• DO THIS
Leave out any picture and return the remaining listing below exactly as given.
## Begin DATA
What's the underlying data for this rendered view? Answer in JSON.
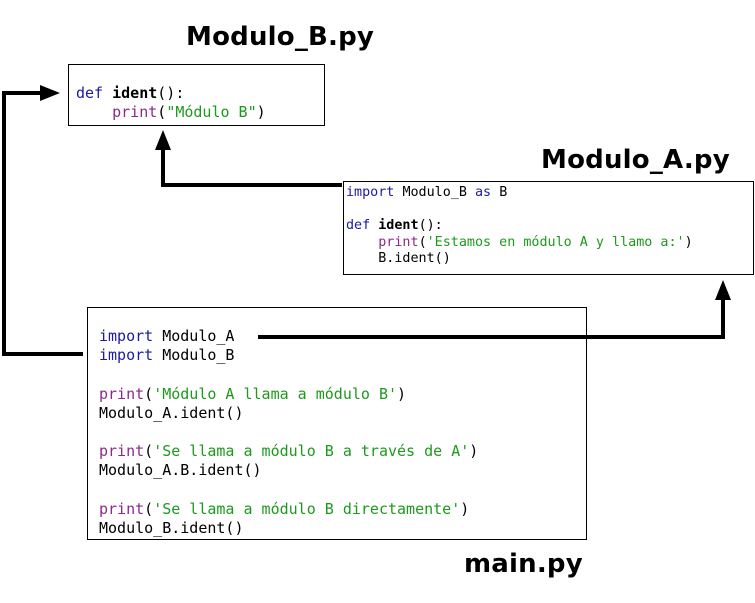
{
  "files": {
    "modulo_b": {
      "title": "Modulo_B.py",
      "lines": [
        [
          {
            "t": "def ",
            "c": "kw"
          },
          {
            "t": "ident",
            "c": "fn"
          },
          {
            "t": "():",
            "c": ""
          }
        ],
        [
          {
            "t": "    ",
            "c": ""
          },
          {
            "t": "print",
            "c": "bi"
          },
          {
            "t": "(",
            "c": ""
          },
          {
            "t": "\"Módulo B\"",
            "c": "str"
          },
          {
            "t": ")",
            "c": ""
          }
        ]
      ]
    },
    "modulo_a": {
      "title": "Modulo_A.py",
      "lines": [
        [
          {
            "t": "import ",
            "c": "kw"
          },
          {
            "t": "Modulo_B ",
            "c": ""
          },
          {
            "t": "as ",
            "c": "kw"
          },
          {
            "t": "B",
            "c": ""
          }
        ],
        [],
        [
          {
            "t": "def ",
            "c": "kw"
          },
          {
            "t": "ident",
            "c": "fn"
          },
          {
            "t": "():",
            "c": ""
          }
        ],
        [
          {
            "t": "    ",
            "c": ""
          },
          {
            "t": "print",
            "c": "bi"
          },
          {
            "t": "(",
            "c": ""
          },
          {
            "t": "'Estamos en módulo A y llamo a:'",
            "c": "str"
          },
          {
            "t": ")",
            "c": ""
          }
        ],
        [
          {
            "t": "    B.ident()",
            "c": ""
          }
        ]
      ]
    },
    "main": {
      "title": "main.py",
      "lines": [
        [
          {
            "t": "import ",
            "c": "kw"
          },
          {
            "t": "Modulo_A",
            "c": ""
          }
        ],
        [
          {
            "t": "import ",
            "c": "kw"
          },
          {
            "t": "Modulo_B",
            "c": ""
          }
        ],
        [],
        [
          {
            "t": "print",
            "c": "bi"
          },
          {
            "t": "(",
            "c": ""
          },
          {
            "t": "'Módulo A llama a módulo B'",
            "c": "str"
          },
          {
            "t": ")",
            "c": ""
          }
        ],
        [
          {
            "t": "Modulo_A.ident()",
            "c": ""
          }
        ],
        [],
        [
          {
            "t": "print",
            "c": "bi"
          },
          {
            "t": "(",
            "c": ""
          },
          {
            "t": "'Se llama a módulo B a través de A'",
            "c": "str"
          },
          {
            "t": ")",
            "c": ""
          }
        ],
        [
          {
            "t": "Modulo_A.B.ident()",
            "c": ""
          }
        ],
        [],
        [
          {
            "t": "print",
            "c": "bi"
          },
          {
            "t": "(",
            "c": ""
          },
          {
            "t": "'Se llama a módulo B directamente'",
            "c": "str"
          },
          {
            "t": ")",
            "c": ""
          }
        ],
        [
          {
            "t": "Modulo_B.ident()",
            "c": ""
          }
        ]
      ]
    }
  },
  "arrows": [
    {
      "from": "main.import_modulo_b",
      "to": "modulo_b"
    },
    {
      "from": "main.import_modulo_a",
      "to": "modulo_a"
    },
    {
      "from": "modulo_a.import_modulo_b",
      "to": "modulo_b"
    }
  ]
}
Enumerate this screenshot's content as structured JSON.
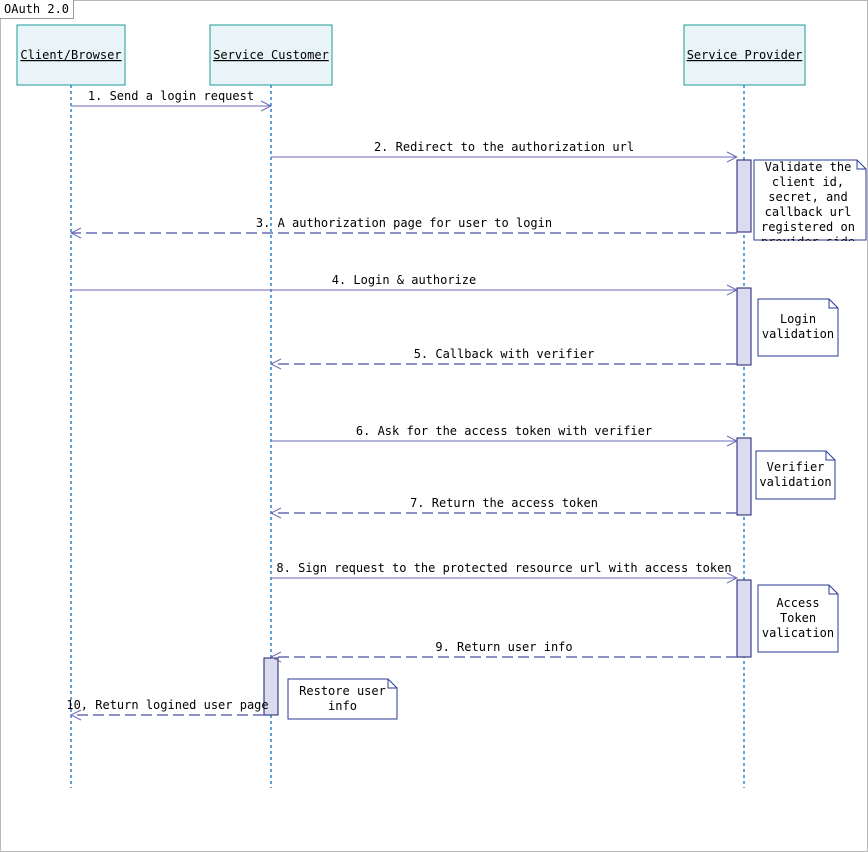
{
  "diagram": {
    "title": "OAuth 2.0",
    "participants": [
      {
        "id": "client",
        "label": "Client/Browser"
      },
      {
        "id": "customer",
        "label": "Service Customer"
      },
      {
        "id": "provider",
        "label": "Service Provider"
      }
    ],
    "messages": [
      {
        "from": "client",
        "to": "customer",
        "label": "1.  Send a login request",
        "kind": "sync"
      },
      {
        "from": "customer",
        "to": "provider",
        "label": "2.  Redirect to the authorization url",
        "kind": "sync"
      },
      {
        "from": "provider",
        "to": "client",
        "label": "3.  A authorization page for user to login",
        "kind": "reply"
      },
      {
        "from": "client",
        "to": "provider",
        "label": "4.  Login & authorize",
        "kind": "sync"
      },
      {
        "from": "provider",
        "to": "customer",
        "label": "5.  Callback with verifier",
        "kind": "reply"
      },
      {
        "from": "customer",
        "to": "provider",
        "label": "6.  Ask for the access token with verifier",
        "kind": "sync"
      },
      {
        "from": "provider",
        "to": "customer",
        "label": "7.  Return the access token",
        "kind": "reply"
      },
      {
        "from": "customer",
        "to": "provider",
        "label": "8.  Sign request to the protected resource url with access token",
        "kind": "sync"
      },
      {
        "from": "provider",
        "to": "customer",
        "label": "9.  Return user info",
        "kind": "reply"
      },
      {
        "from": "customer",
        "to": "client",
        "label": "10, Return logined user page",
        "kind": "reply"
      }
    ],
    "notes": [
      {
        "lines": [
          "Validate the",
          "client id,",
          "secret, and",
          "callback url",
          "registered on",
          "provider side"
        ]
      },
      {
        "lines": [
          "Login",
          "validation"
        ]
      },
      {
        "lines": [
          "Verifier",
          "validation"
        ]
      },
      {
        "lines": [
          "Access",
          "Token",
          "valication"
        ]
      },
      {
        "lines": [
          "Restore user",
          "info"
        ]
      }
    ],
    "colors": {
      "participant_fill": "#e8f4f8",
      "participant_border": "#1f9a9a",
      "lifeline": "#1f7fc8",
      "activation_fill": "#dcdcf0",
      "note_border": "#2a3a9a",
      "arrow": "#6a6ab8"
    }
  }
}
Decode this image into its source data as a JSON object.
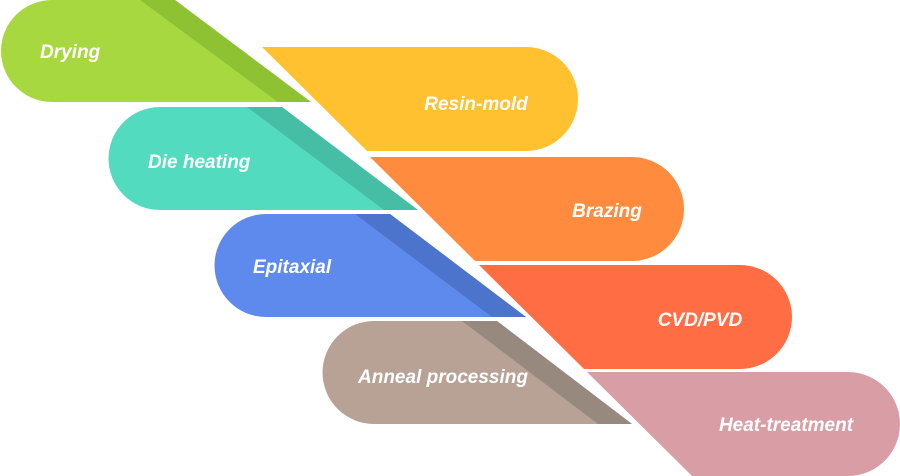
{
  "steps": {
    "left": [
      {
        "label": "Drying",
        "color": "#a7d83f",
        "fold": "#8fc232"
      },
      {
        "label": "Die heating",
        "color": "#52dbbf",
        "fold": "#45bea5"
      },
      {
        "label": "Epitaxial",
        "color": "#5e8aed",
        "fold": "#4d74cc"
      },
      {
        "label": "Anneal processing",
        "color": "#b8a296",
        "fold": "#98897f"
      }
    ],
    "right": [
      {
        "label": "Resin-mold",
        "color": "#ffc12f"
      },
      {
        "label": "Brazing",
        "color": "#ff8c3e"
      },
      {
        "label": "CVD/PVD",
        "color": "#ff6d45"
      },
      {
        "label": "Heat-treatment",
        "color": "#d99da5"
      }
    ]
  }
}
## End DATA
• COMPLETE ANSWER
What's the underlying data for this rendered view? Answer in JSON.
{
  "files": {
    "modulo_b": {
      "title": "Modulo_B.py",
      "lines": [
        [
          {
            "t": "def ",
            "c": "kw"
          },
          {
            "t": "ident",
            "c": "fn"
          },
          {
            "t": "():",
            "c": ""
          }
        ],
        [
          {
            "t": "    ",
            "c": ""
          },
          {
            "t": "print",
            "c": "bi"
          },
          {
            "t": "(",
            "c": ""
          },
          {
            "t": "\"Módulo B\"",
            "c": "str"
          },
          {
            "t": ")",
            "c": ""
          }
        ]
      ]
    },
    "modulo_a": {
      "title": "Modulo_A.py",
      "lines": [
        [
          {
            "t": "import ",
            "c": "kw"
          },
          {
            "t": "Modulo_B ",
            "c": ""
          },
          {
            "t": "as ",
            "c": "kw"
          },
          {
            "t": "B",
            "c": ""
          }
        ],
        [],
        [
          {
            "t": "def ",
            "c": "kw"
          },
          {
            "t": "ident",
            "c": "fn"
          },
          {
            "t": "():",
            "c": ""
          }
        ],
        [
          {
            "t": "    ",
            "c": ""
          },
          {
            "t": "print",
            "c": "bi"
          },
          {
            "t": "(",
            "c": ""
          },
          {
            "t": "'Estamos en módulo A y llamo a:'",
            "c": "str"
          },
          {
            "t": ")",
            "c": ""
          }
        ],
        [
          {
            "t": "    B.ident()",
            "c": ""
          }
        ]
      ]
    },
    "main": {
      "title": "main.py",
      "lines": [
        [
          {
            "t": "import ",
            "c": "kw"
          },
          {
            "t": "Modulo_A",
            "c": ""
          }
        ],
        [
          {
            "t": "import ",
            "c": "kw"
          },
          {
            "t": "Modulo_B",
            "c": ""
          }
        ],
        [],
        [
          {
            "t": "print",
            "c": "bi"
          },
          {
            "t": "(",
            "c": ""
          },
          {
            "t": "'Módulo A llama a módulo B'",
            "c": "str"
          },
          {
            "t": ")",
            "c": ""
          }
        ],
        [
          {
            "t": "Modulo_A.ident()",
            "c": ""
          }
        ],
        [],
        [
          {
            "t": "print",
            "c": "bi"
          },
          {
            "t": "(",
            "c": ""
          },
          {
            "t": "'Se llama a módulo B a través de A'",
            "c": "str"
          },
          {
            "t": ")",
            "c": ""
          }
        ],
        [
          {
            "t": "Modulo_A.B.ident()",
            "c": ""
          }
        ],
        [],
        [
          {
            "t": "print",
            "c": "bi"
          },
          {
            "t": "(",
            "c": ""
          },
          {
            "t": "'Se llama a módulo B directamente'",
            "c": "str"
          },
          {
            "t": ")",
            "c": ""
          }
        ],
        [
          {
            "t": "Modulo_B.ident()",
            "c": ""
          }
        ]
      ]
    }
  },
  "arrows": [
    {
      "from": "main.import_modulo_b",
      "to": "modulo_b"
    },
    {
      "from": "main.import_modulo_a",
      "to": "modulo_a"
    },
    {
      "from": "modulo_a.import_modulo_b",
      "to": "modulo_b"
    }
  ]
}
Enumerate this screenshot's content as structured JSON.
{
  "diagram": {
    "title": "OAuth 2.0",
    "participants": [
      {
        "id": "client",
        "label": "Client/Browser"
      },
      {
        "id": "customer",
        "label": "Service Customer"
      },
      {
        "id": "provider",
        "label": "Service Provider"
      }
    ],
    "messages": [
      {
        "from": "client",
        "to": "customer",
        "label": "1.  Send a login request",
        "kind": "sync"
      },
      {
        "from": "customer",
        "to": "provider",
        "label": "2.  Redirect to the authorization url",
        "kind": "sync"
      },
      {
        "from": "provider",
        "to": "client",
        "label": "3.  A authorization page for user to login",
        "kind": "reply"
      },
      {
        "from": "client",
        "to": "provider",
        "label": "4.  Login & authorize",
        "kind": "sync"
      },
      {
        "from": "provider",
        "to": "customer",
        "label": "5.  Callback with verifier",
        "kind": "reply"
      },
      {
        "from": "customer",
        "to": "provider",
        "label": "6.  Ask for the access token with verifier",
        "kind": "sync"
      },
      {
        "from": "provider",
        "to": "customer",
        "label": "7.  Return the access token",
        "kind": "reply"
      },
      {
        "from": "customer",
        "to": "provider",
        "label": "8.  Sign request to the protected resource url with access token",
        "kind": "sync"
      },
      {
        "from": "provider",
        "to": "customer",
        "label": "9.  Return user info",
        "kind": "reply"
      },
      {
        "from": "customer",
        "to": "client",
        "label": "10, Return logined user page",
        "kind": "reply"
      }
    ],
    "notes": [
      {
        "lines": [
          "Validate the",
          "client id,",
          "secret, and",
          "callback url",
          "registered on",
          "provider side"
        ]
      },
      {
        "lines": [
          "Login",
          "validation"
        ]
      },
      {
        "lines": [
          "Verifier",
          "validation"
        ]
      },
      {
        "lines": [
          "Access",
          "Token",
          "valication"
        ]
      },
      {
        "lines": [
          "Restore user",
          "info"
        ]
      }
    ],
    "colors": {
      "participant_fill": "#e8f4f8",
      "participant_border": "#1f9a9a",
      "lifeline": "#1f7fc8",
      "activation_fill": "#dcdcf0",
      "note_border": "#2a3a9a",
      "arrow": "#6a6ab8"
    }
  }
}
Decode this image into its source data as a JSON object.
{
  "steps": {
    "left": [
      {
        "label": "Drying",
        "color": "#a7d83f",
        "fold": "#8fc232"
      },
      {
        "label": "Die heating",
        "color": "#52dbbf",
        "fold": "#45bea5"
      },
      {
        "label": "Epitaxial",
        "color": "#5e8aed",
        "fold": "#4d74cc"
      },
      {
        "label": "Anneal processing",
        "color": "#b8a296",
        "fold": "#98897f"
      }
    ],
    "right": [
      {
        "label": "Resin-mold",
        "color": "#ffc12f"
      },
      {
        "label": "Brazing",
        "color": "#ff8c3e"
      },
      {
        "label": "CVD/PVD",
        "color": "#ff6d45"
      },
      {
        "label": "Heat-treatment",
        "color": "#d99da5"
      }
    ]
  }
}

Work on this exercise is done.